The exercise:
Below are records to repeat exactly. Omit the pictures from the copy.

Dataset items
---+---

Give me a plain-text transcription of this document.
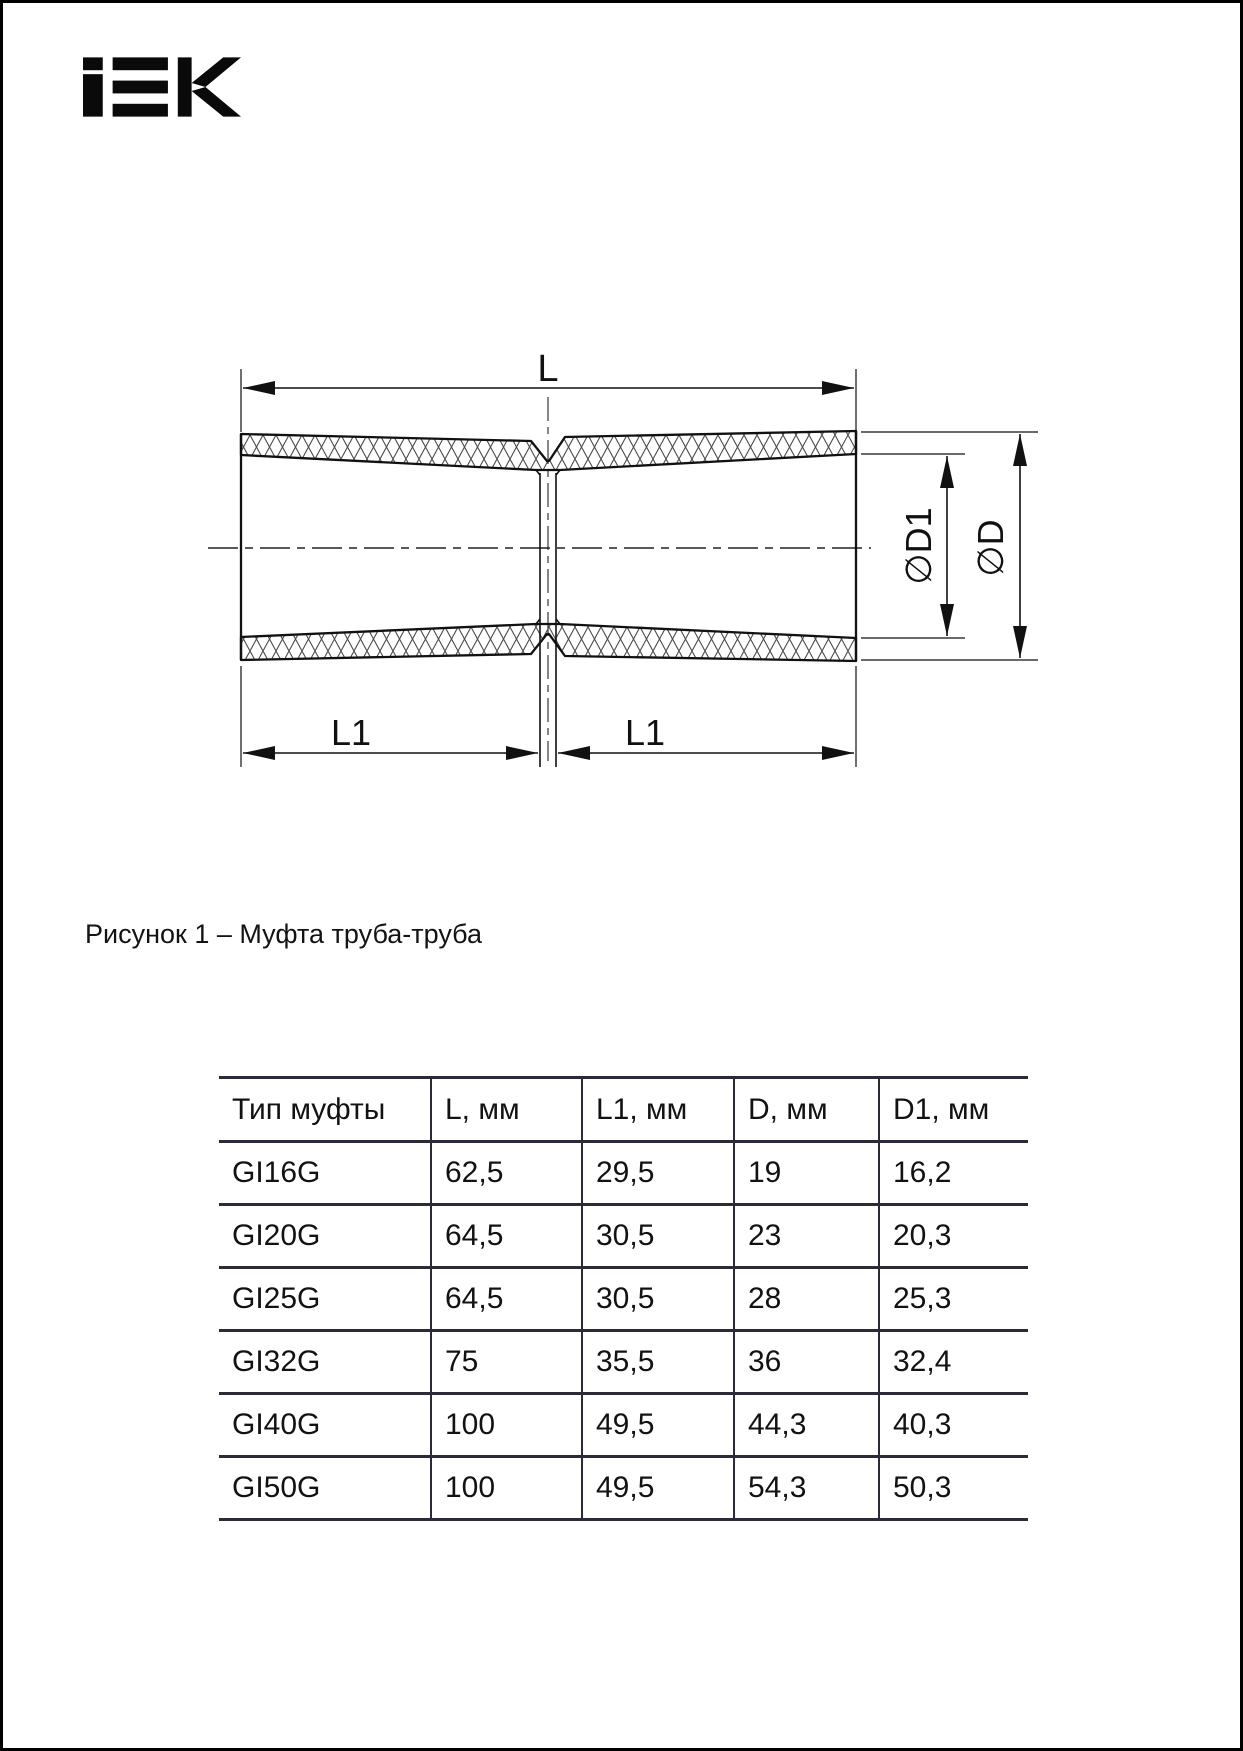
L
L1	L1
∅D1 ∅D
Рисунок 1 – Муфта труба-труба
Тип муфты	L, мм	L1, мм	D, мм	D1, мм
GI16G	62,5	29,5	19	16,2
GI20G	64,5	30,5	23	20,3
GI25G	64,5	30,5	28	25,3
GI32G	75	35,5	36	32,4
GI40G	100	49,5	44,3	40,3
GI50G	100	49,5	54,3	50,3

---+---

Result for this exercise:
Give me a plain-text transcription of this document.
L
L1	L1
∅D1 ∅D
Рисунок 1 – Муфта труба-труба
Тип муфты	L, мм	L1, мм	D, мм	D1, мм
GI16G	62,5	29,5	19	16,2
GI20G	64,5	30,5	23	20,3
GI25G	64,5	30,5	28	25,3
GI32G	75	35,5	36	32,4
GI40G	100	49,5	44,3	40,3
GI50G	100	49,5	54,3	50,3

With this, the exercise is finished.